┌──

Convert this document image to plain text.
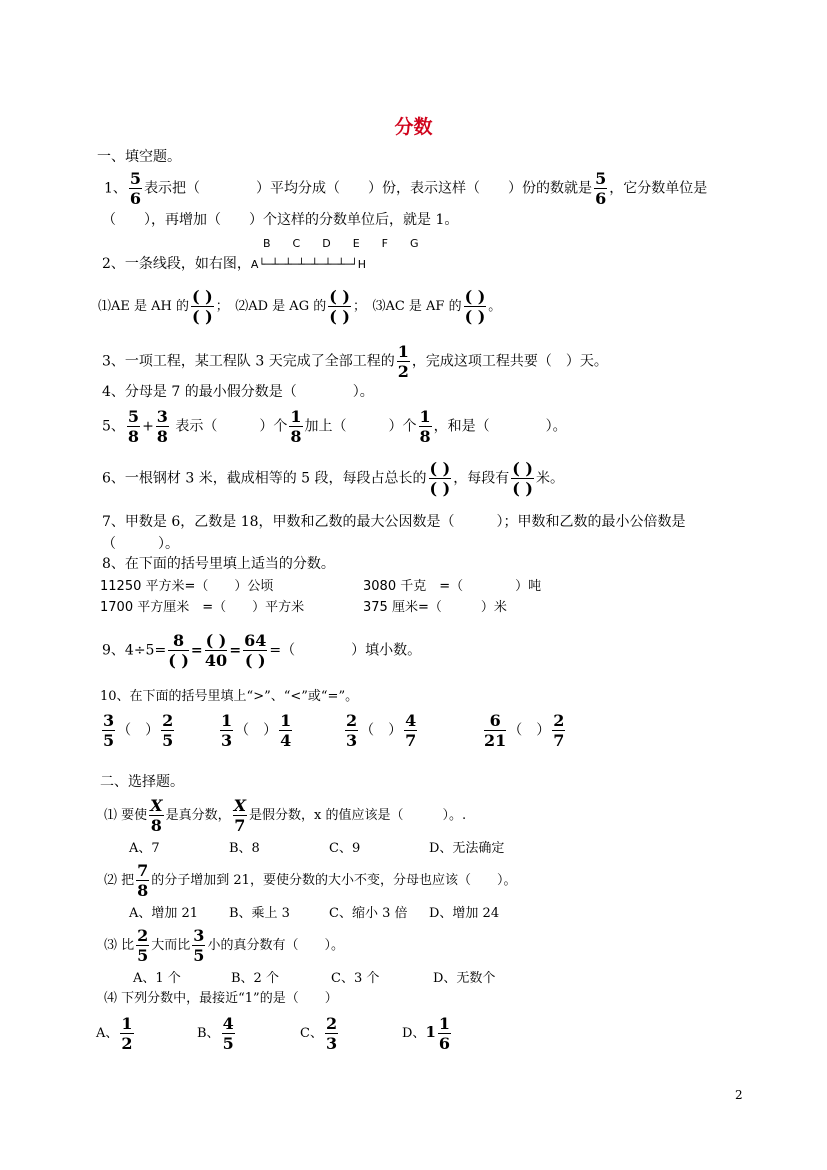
分数
一、填空题。
1、 $\frac{5}{6}$ 表示把（　　　　）平均分成（　　）份，表示这样（　　）份的数就是 $\frac{5}{6}$ ，它分数单位是
（　　），再增加（　　）个这样的分数单位后，就是 1。
B　　C　　D　　E　　F　　G
2、一条线段，如右图，A└─┴─┴─┴─┴─┴─┴─┘H
⑴AE 是 AH 的 $\frac{( )}{( )}$ ；　⑵AD 是 AG 的 $\frac{( )}{( )}$ ；　⑶AC 是 AF 的 $\frac{( )}{( )}$ 。
3、一项工程，某工程队 3 天完成了全部工程的 $\frac{1}{2}$ ，完成这项工程共要（　）天。
4、分母是 7 的最小假分数是（　　　　）。
5、 $\frac{5}{8} + \frac{3}{8}$ 表示（　　　）个 $\frac{1}{8}$ 加上（　　　）个 $\frac{1}{8}$ ，和是（　　　　）。
6、一根钢材 3 米，截成相等的 5 段，每段占总长的 $\frac{( )}{( )}$ ，每段有 $\frac{( )}{( )}$ 米。
7、甲数是 6，乙数是 18，甲数和乙数的最大公因数是（　　　）；甲数和乙数的最小公倍数是
（　　　）。
8、在下面的括号里填上适当的分数。
11250 平方米=（　　）公顷	3080 千克　=（　　　　）吨
1700 平方厘米　=（　　）平方米	375 厘米=（　　　）米
9、$4\div 5= \frac{8}{( )} = \frac{( )}{40} = \frac{64}{( )}$ =（　　　　）填小数。
10、在下面的括号里填上“>”、“<”或“=”。
$\frac{3}{5}$ （　） $\frac{2}{5}$	$\frac{1}{3}$ （　） $\frac{1}{4}$	$\frac{2}{3}$ （　） $\frac{4}{7}$	$\frac{6}{21}$ （　） $\frac{2}{7}$
二、选择题。
⑴ 要使 $\frac{X}{8}$ 是真分数， $\frac{X}{7}$ 是假分数，x 的值应该是（　　　）。.
A、7	B、8	C、9	D、无法确定
⑵ 把 $\frac{7}{8}$ 的分子增加到 21，要使分数的大小不变，分母也应该（　　）。
A、增加 21 B、乘上 3	C、缩小 3 倍 D、增加 24
⑶ 比 $\frac{2}{5}$ 大而比 $\frac{3}{5}$ 小的真分数有（　　）。
A、1 个	B、2 个	C、3 个	D、无数个
⑷ 下列分数中，最接近“1”的是（　　）
A、 $\frac{1}{2}$	B、 $\frac{4}{5}$	C、 $\frac{2}{3}$	D、$1 \frac{1}{6}$
2
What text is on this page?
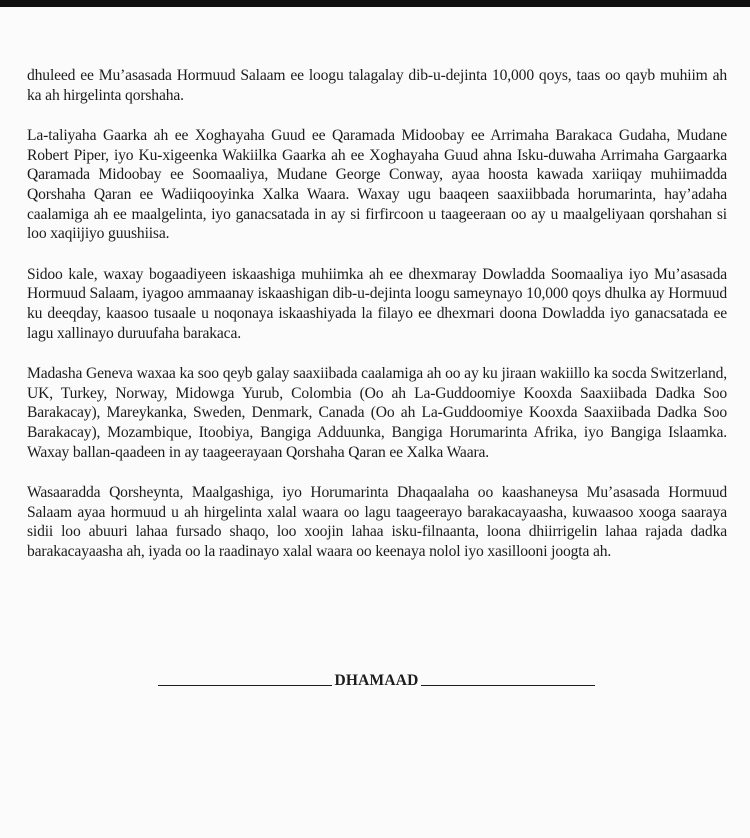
dhuleed ee Mu’asasada Hormuud Salaam ee loogu talagalay dib-u-dejinta 10,000 qoys, taas oo qayb muhiim ah ka ah hirgelinta qorshaha.

La-taliyaha Gaarka ah ee Xoghayaha Guud ee Qaramada Midoobay ee Arrimaha Barakaca Gudaha, Mudane Robert Piper, iyo Ku-xigeenka Wakiilka Gaarka ah ee Xoghayaha Guud ahna Isku-duwaha Arrimaha Gargaarka Qaramada Midoobay ee Soomaaliya, Mudane George Conway, ayaa hoosta kawada xariiqay muhiimadda Qorshaha Qaran ee Wadiiqooyinka Xalka Waara. Waxay ugu baaqeen saaxiibbada horumarinta, hay’adaha caalamiga ah ee maalgelinta, iyo ganacsatada in ay si firfircoon u taageeraan oo ay u maalgeliyaan qorshahan si loo xaqiijiyo guushiisa.

Sidoo kale, waxay bogaadiyeen iskaashiga muhiimka ah ee dhexmaray Dowladda Soomaaliya iyo Mu’asasada Hormuud Salaam, iyagoo ammaanay iskaashigan dib-u-dejinta loogu sameynayo 10,000 qoys dhulka ay Hormuud ku deeqday, kaasoo tusaale u noqonaya iskaashiyada la filayo ee dhexmari doona Dowladda iyo ganacsatada ee lagu xallinayo duruufaha barakaca.

Madasha Geneva waxaa ka soo qeyb galay saaxiibada caalamiga ah oo ay ku jiraan wakiillo ka socda Switzerland, UK, Turkey, Norway, Midowga Yurub, Colombia (Oo ah La-Guddoomiye Kooxda Saaxiibada Dadka Soo Barakacay), Mareykanka, Sweden, Denmark, Canada (Oo ah La-Guddoomiye Kooxda Saaxiibada Dadka Soo Barakacay), Mozambique, Itoobiya, Bangiga Adduunka, Bangiga Horumarinta Afrika, iyo Bangiga Islaamka. Waxay ballan-qaadeen in ay taageerayaan Qorshaha Qaran ee Xalka Waara.

Wasaaradda Qorsheynta, Maalgashiga, iyo Horumarinta Dhaqaalaha oo kaashaneysa Mu’asasada Hormuud Salaam ayaa hormuud u ah hirgelinta xalal waara oo lagu taageerayo barakacayaasha, kuwaasoo xooga saaraya sidii loo abuuri lahaa fursado shaqo, loo xoojin lahaa isku-filnaanta, loona dhiirrigelin lahaa rajada dadka barakacayaasha ah, iyada oo la raadinayo xalal waara oo keenaya nolol iyo xasillooni joogta ah.

DHAMAAD
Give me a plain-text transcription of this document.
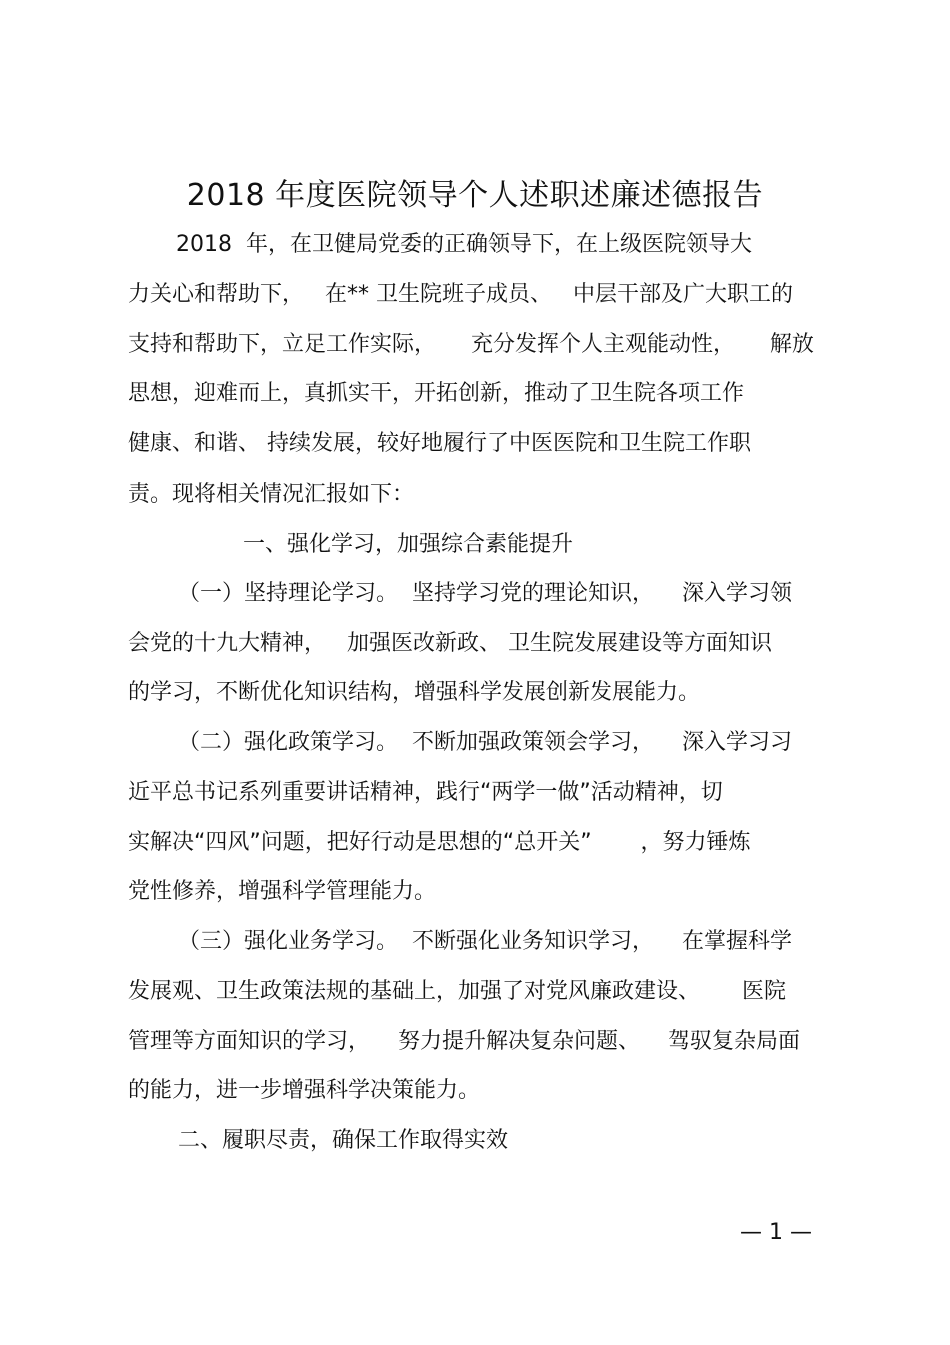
2018 年度医院领导个人述职述廉述德报告
2018  年，在卫健局党委的正确领导下，在上级医院领导大
力关心和帮助下，   在** 卫生院班子成员、   中层干部及广大职工的
支持和帮助下，立足工作实际，     充分发挥个人主观能动性，     解放
思想，迎难而上，真抓实干，开拓创新，推动了卫生院各项工作
健康、和谐、 持续发展，较好地履行了中医医院和卫生院工作职
责。现将相关情况汇报如下：
一、强化学习，加强综合素能提升
（一）坚持理论学习。  坚持学习党的理论知识，    深入学习领
会党的十九大精神，   加强医改新政、 卫生院发展建设等方面知识
的学习，不断优化知识结构，增强科学发展创新发展能力。
（二）强化政策学习。  不断加强政策领会学习，    深入学习习
近平总书记系列重要讲话精神，践行“两学一做”活动精神，切
实解决“四风”问题，把好行动是思想的“总开关”       ，努力锤炼
党性修养，增强科学管理能力。
（三）强化业务学习。  不断强化业务知识学习，    在掌握科学
发展观、卫生政策法规的基础上，加强了对党风廉政建设、      医院
管理等方面知识的学习，    努力提升解决复杂问题、    驾驭复杂局面
的能力，进一步增强科学决策能力。
二、履职尽责，确保工作取得实效
— 1 —
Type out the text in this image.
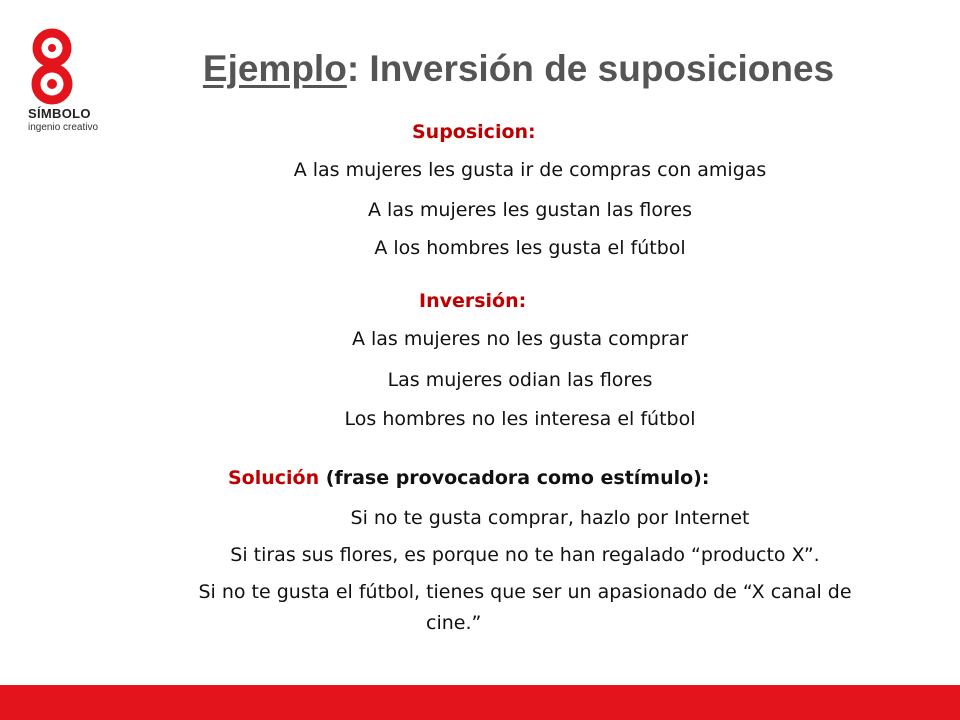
SÍMBOLO
ingenio creativo
Ejemplo: Inversión de suposiciones
Suposicion:
A las mujeres les gusta ir de compras con amigas
A las mujeres les gustan las flores
A los hombres les gusta el fútbol
Inversión:
A las mujeres no les gusta comprar
Las mujeres odian las flores
Los hombres no les interesa el fútbol
Solución (frase provocadora como estímulo):
Si no te gusta comprar, hazlo por Internet
Si tiras sus flores, es porque no te han regalado “producto X”.
Si no te gusta el fútbol, tienes que ser un apasionado de “X canal de
cine.”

└──

→ **Problem requirements**
All of the material above is to be copied exactly, except for its images.

→ **Full solution**
Convert this document image to plain text.
分数
一、填空题。
1、 $\frac{5}{6}$ 表示把（　　　　）平均分成（　　）份，表示这样（　　）份的数就是 $\frac{5}{6}$ ，它分数单位是
（　　），再增加（　　）个这样的分数单位后，就是 1。
B　　C　　D　　E　　F　　G
2、一条线段，如右图，A└─┴─┴─┴─┴─┴─┴─┘H
⑴AE 是 AH 的 $\frac{( )}{( )}$ ；　⑵AD 是 AG 的 $\frac{( )}{( )}$ ；　⑶AC 是 AF 的 $\frac{( )}{( )}$ 。
3、一项工程，某工程队 3 天完成了全部工程的 $\frac{1}{2}$ ，完成这项工程共要（　）天。
4、分母是 7 的最小假分数是（　　　　）。
5、 $\frac{5}{8} + \frac{3}{8}$ 表示（　　　）个 $\frac{1}{8}$ 加上（　　　）个 $\frac{1}{8}$ ，和是（　　　　）。
6、一根钢材 3 米，截成相等的 5 段，每段占总长的 $\frac{( )}{( )}$ ，每段有 $\frac{( )}{( )}$ 米。
7、甲数是 6，乙数是 18，甲数和乙数的最大公因数是（　　　）；甲数和乙数的最小公倍数是
（　　　）。
8、在下面的括号里填上适当的分数。
11250 平方米=（　　）公顷	3080 千克　=（　　　　）吨
1700 平方厘米　=（　　）平方米	375 厘米=（　　　）米
9、$4\div 5= \frac{8}{( )} = \frac{( )}{40} = \frac{64}{( )}$ =（　　　　）填小数。
10、在下面的括号里填上“>”、“<”或“=”。
$\frac{3}{5}$ （　） $\frac{2}{5}$	$\frac{1}{3}$ （　） $\frac{1}{4}$	$\frac{2}{3}$ （　） $\frac{4}{7}$	$\frac{6}{21}$ （　） $\frac{2}{7}$
二、选择题。
⑴ 要使 $\frac{X}{8}$ 是真分数， $\frac{X}{7}$ 是假分数，x 的值应该是（　　　）。.
A、7	B、8	C、9	D、无法确定
⑵ 把 $\frac{7}{8}$ 的分子增加到 21，要使分数的大小不变，分母也应该（　　）。
A、增加 21 B、乘上 3	C、缩小 3 倍 D、增加 24
⑶ 比 $\frac{2}{5}$ 大而比 $\frac{3}{5}$ 小的真分数有（　　）。
A、1 个	B、2 个	C、3 个	D、无数个
⑷ 下列分数中，最接近“1”的是（　　）
A、 $\frac{1}{2}$	B、 $\frac{4}{5}$	C、 $\frac{2}{3}$	D、$1 \frac{1}{6}$
2
What text is on this page?
dhuleed ee Mu’asasada Hormuud Salaam ee loogu talagalay dib-u-dejinta 10,000 qoys, taas oo qayb muhiim ah ka ah hirgelinta qorshaha.

La-taliyaha Gaarka ah ee Xoghayaha Guud ee Qaramada Midoobay ee Arrimaha Barakaca Gudaha, Mudane Robert Piper, iyo Ku-xigeenka Wakiilka Gaarka ah ee Xoghayaha Guud ahna Isku-duwaha Arrimaha Gargaarka Qaramada Midoobay ee Soomaaliya, Mudane George Conway, ayaa hoosta kawada xariiqay muhiimadda Qorshaha Qaran ee Wadiiqooyinka Xalka Waara. Waxay ugu baaqeen saaxiibbada horumarinta, hay’adaha caalamiga ah ee maalgelinta, iyo ganacsatada in ay si firfircoon u taageeraan oo ay u maalgeliyaan qorshahan si loo xaqiijiyo guushiisa.

Sidoo kale, waxay bogaadiyeen iskaashiga muhiimka ah ee dhexmaray Dowladda Soomaaliya iyo Mu’asasada Hormuud Salaam, iyagoo ammaanay iskaashigan dib-u-dejinta loogu sameynayo 10,000 qoys dhulka ay Hormuud ku deeqday, kaasoo tusaale u noqonaya iskaashiyada la filayo ee dhexmari doona Dowladda iyo ganacsatada ee lagu xallinayo duruufaha barakaca.

Madasha Geneva waxaa ka soo qeyb galay saaxiibada caalamiga ah oo ay ku jiraan wakiillo ka socda Switzerland, UK, Turkey, Norway, Midowga Yurub, Colombia (Oo ah La-Guddoomiye Kooxda Saaxiibada Dadka Soo Barakacay), Mareykanka, Sweden, Denmark, Canada (Oo ah La-Guddoomiye Kooxda Saaxiibada Dadka Soo Barakacay), Mozambique, Itoobiya, Bangiga Adduunka, Bangiga Horumarinta Afrika, iyo Bangiga Islaamka. Waxay ballan-qaadeen in ay taageerayaan Qorshaha Qaran ee Xalka Waara.

Wasaaradda Qorsheynta, Maalgashiga, iyo Horumarinta Dhaqaalaha oo kaashaneysa Mu’asasada Hormuud Salaam ayaa hormuud u ah hirgelinta xalal waara oo lagu taageerayo barakacayaasha, kuwaasoo xooga saaraya sidii loo abuuri lahaa fursado shaqo, loo xoojin lahaa isku-filnaanta, loona dhiirrigelin lahaa rajada dadka barakacayaasha ah, iyada oo la raadinayo xalal waara oo keenaya nolol iyo xasillooni joogta ah.

DHAMAAD
Give me a plain-text transcription of this document.
2018 年度医院领导个人述职述廉述德报告
2018  年，在卫健局党委的正确领导下，在上级医院领导大
力关心和帮助下，   在** 卫生院班子成员、   中层干部及广大职工的
支持和帮助下，立足工作实际，     充分发挥个人主观能动性，     解放
思想，迎难而上，真抓实干，开拓创新，推动了卫生院各项工作
健康、和谐、 持续发展，较好地履行了中医医院和卫生院工作职
责。现将相关情况汇报如下：
一、强化学习，加强综合素能提升
（一）坚持理论学习。  坚持学习党的理论知识，    深入学习领
会党的十九大精神，   加强医改新政、 卫生院发展建设等方面知识
的学习，不断优化知识结构，增强科学发展创新发展能力。
（二）强化政策学习。  不断加强政策领会学习，    深入学习习
近平总书记系列重要讲话精神，践行“两学一做”活动精神，切
实解决“四风”问题，把好行动是思想的“总开关”       ，努力锤炼
党性修养，增强科学管理能力。
（三）强化业务学习。  不断强化业务知识学习，    在掌握科学
发展观、卫生政策法规的基础上，加强了对党风廉政建设、      医院
管理等方面知识的学习，    努力提升解决复杂问题、    驾驭复杂局面
的能力，进一步增强科学决策能力。
二、履职尽责，确保工作取得实效
— 1 —
Type out the text in this image.
SÍMBOLO
ingenio creativo
Ejemplo: Inversión de suposiciones
Suposicion:
A las mujeres les gusta ir de compras con amigas
A las mujeres les gustan las flores
A los hombres les gusta el fútbol
Inversión:
A las mujeres no les gusta comprar
Las mujeres odian las flores
Los hombres no les interesa el fútbol
Solución (frase provocadora como estímulo):
Si no te gusta comprar, hazlo por Internet
Si tiras sus flores, es porque no te han regalado “producto X”.
Si no te gusta el fútbol, tienes que ser un apasionado de “X canal de
cine.”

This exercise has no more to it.